Source text >>
* begin *

ThreadPoolExecutor overused

opendoc42 · March 31, 2016, 8:40am

Hello everyone,
we try to migrate our old cluster 1.4 to our new cluster 2.2.1.
Currently, half of our web site use the new cluster and we encounter very big problems.

here is the error:

Caused by: EsRejectedExecutionException[rejected execution of org.elasticsearch.action.search.type.TransportSearchQueryThenFetchAction$AsyncAction$2@2238365d on EsThreadPoolExecutor[search, queue capacity = 1000, org.elasticsearch.common.util.concurrent.EsThreadPoolExecutor@3911c81[Running, pool size = 13, active threads = 13, queued tasks = 1000, completed tasks = 71304]]]
        at org.elasticsearch.common.util.concurrent.EsAbortPolicy.rejectedExecution(EsAbortPolicy.java:50)
        at java.util.concurrent.ThreadPoolExecutor.reject(ThreadPoolExecutor.java:823)
        at java.util.concurrent.ThreadPoolExecutor.execute(ThreadPoolExecutor.java:1369)

* end *

Information supplied >>
* begin *

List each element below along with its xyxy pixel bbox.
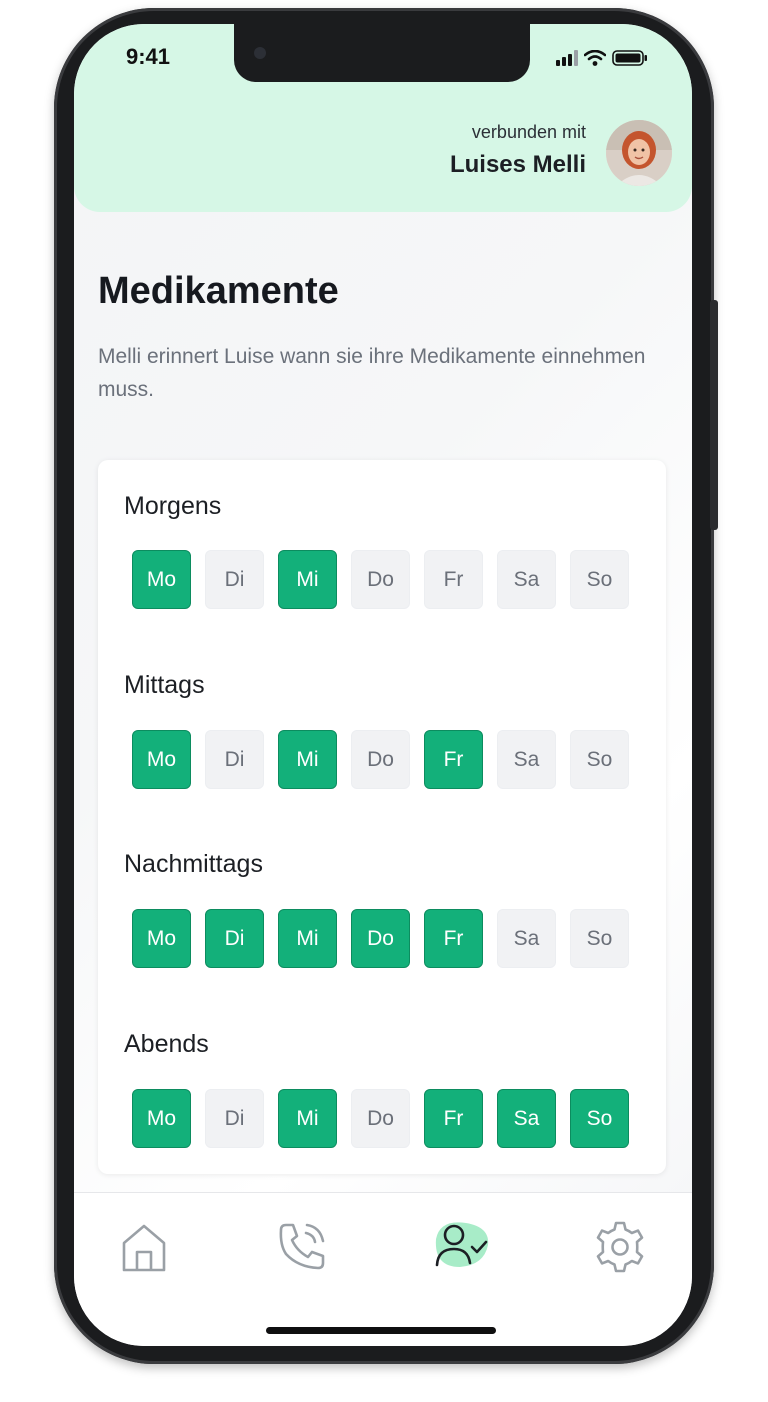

* end *

Directives >>
1) Summarize the forum post about the rejected search execution in two sentences.
2) Continue the forum post about the overloaded search thread pool from the end of the stack trace shown.
The lines aren't needed for this.

Task results >>
1) The poster's team is migrating from an old 1.4 cluster to a new 2.2.1 cluster, and with half of their web site now on the new cluster they are running into very big problems. The error is an EsRejectedExecutionException: a search action was rejected by the search thread pool, which had a queue capacity of 1000, all 13 threads active and 1000 queued tasks.

2)
        at org.elasticsearch.common.util.concurrent.EsThreadPoolExecutor.execute(EsThreadPoolExecutor.java:85)
        ... 31 more

I read this topic : Courier Fetch: X of Y shards failed

It is not advisable to increase the number of thread pool. However how do I carry the load ?
Why I had no problem with my old cluster? ElasticSearch 2.2.1 is less efficient?

For information, on my old cluster :

stats/thread_pool/search :

 "search" : {
          "threads" : 27,
          "queue" : 0,
          "active" : 3,
          "rejected" : 71529,
          "largest" : 27,
          "completed" : 19144205488
        },

on my new cluser

"search" : {
          "threads" : 13,
          "queue" : 0,
          "active" : 0,
          "rejected" : 13352,
          "largest" : 13,
          "completed" : 679045
        },

I do not understand why, with the same number of CPU, I have 2 times less thread_pool ...

Best regards,
Alexandre.

dadoonet · April 1, 2016, 3:11pm

It's hard to tell without knowing details about what you are exactly doing. Could you share with us the documents you have and the typical query you are running?

Ideally what was the response time on 1.x and then on 2.x with the exact same query.

Also, could you add profile: true to your query so we might be able to get more information?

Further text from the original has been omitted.